#### [The request]
Only the number is wanted: how many lines in the data contain "klasyczny"?

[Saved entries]
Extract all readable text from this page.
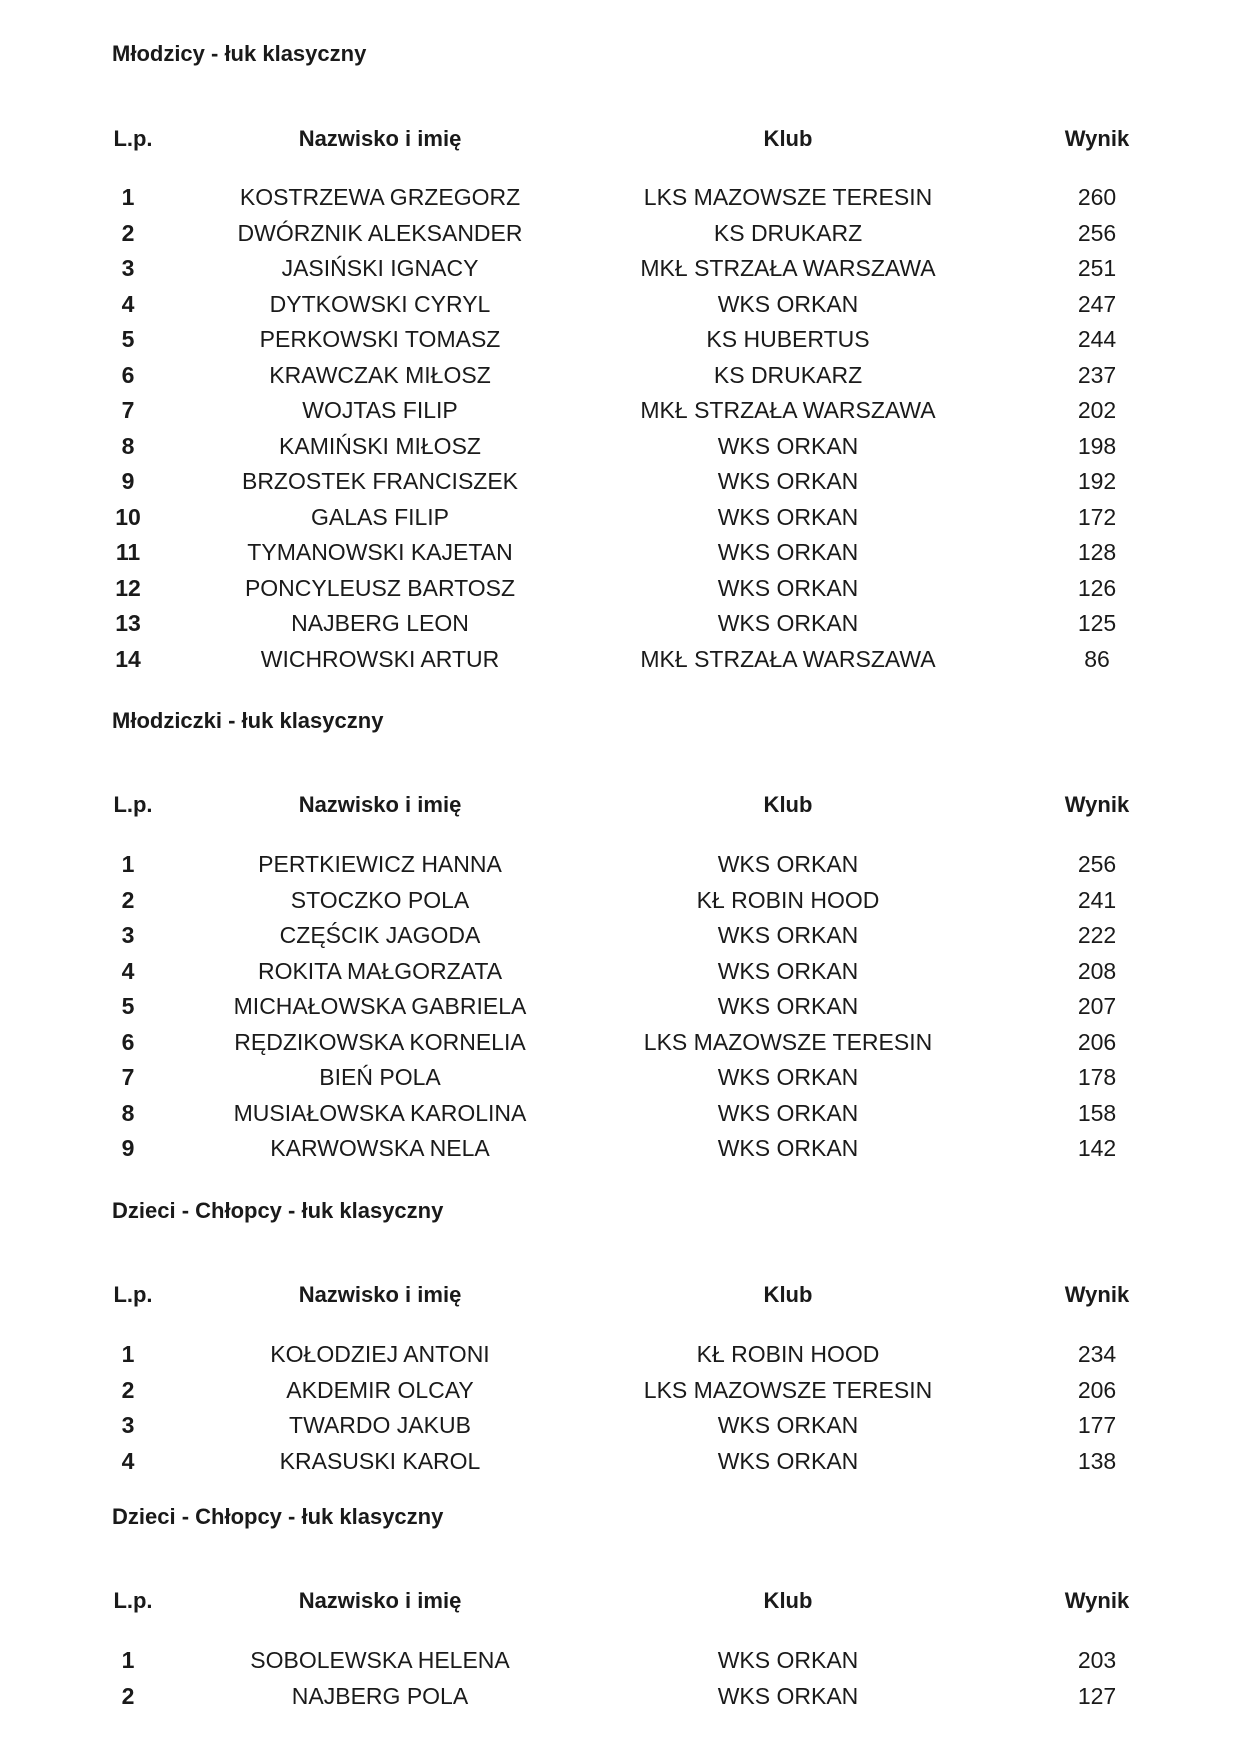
Młodzicy - łuk klasyczny
L.p.	Nazwisko i imię	Klub	Wynik
1	KOSTRZEWA GRZEGORZ	LKS MAZOWSZE TERESIN	260
2	DWÓRZNIK ALEKSANDER	KS DRUKARZ	256
3	JASIŃSKI IGNACY	MKŁ STRZAŁA WARSZAWA	251
4	DYTKOWSKI CYRYL	WKS ORKAN	247
5	PERKOWSKI TOMASZ	KS HUBERTUS	244
6	KRAWCZAK MIŁOSZ	KS DRUKARZ	237
7	WOJTAS FILIP	MKŁ STRZAŁA WARSZAWA	202
8	KAMIŃSKI MIŁOSZ	WKS ORKAN	198
9	BRZOSTEK FRANCISZEK	WKS ORKAN	192
10	GALAS FILIP	WKS ORKAN	172
11	TYMANOWSKI KAJETAN	WKS ORKAN	128
12	PONCYLEUSZ BARTOSZ	WKS ORKAN	126
13	NAJBERG LEON	WKS ORKAN	125
14	WICHROWSKI ARTUR	MKŁ STRZAŁA WARSZAWA	86
Młodziczki - łuk klasyczny
L.p.	Nazwisko i imię	Klub	Wynik
1	PERTKIEWICZ HANNA	WKS ORKAN	256
2	STOCZKO POLA	KŁ ROBIN HOOD	241
3	CZĘŚCIK JAGODA	WKS ORKAN	222
4	ROKITA MAŁGORZATA	WKS ORKAN	208
5	MICHAŁOWSKA GABRIELA	WKS ORKAN	207
6	RĘDZIKOWSKA KORNELIA	LKS MAZOWSZE TERESIN	206
7	BIEŃ POLA	WKS ORKAN	178
8	MUSIAŁOWSKA KAROLINA	WKS ORKAN	158
9	KARWOWSKA NELA	WKS ORKAN	142
Dzieci - Chłopcy - łuk klasyczny
L.p.	Nazwisko i imię	Klub	Wynik
1	KOŁODZIEJ ANTONI	KŁ ROBIN HOOD	234
2	AKDEMIR OLCAY	LKS MAZOWSZE TERESIN	206
3	TWARDO JAKUB	WKS ORKAN	177
4	KRASUSKI KAROL	WKS ORKAN	138
Dzieci - Chłopcy - łuk klasyczny
L.p.	Nazwisko i imię	Klub	Wynik
1	SOBOLEWSKA HELENA	WKS ORKAN	203
2	NAJBERG POLA	WKS ORKAN	127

#### [Answer for the task]
4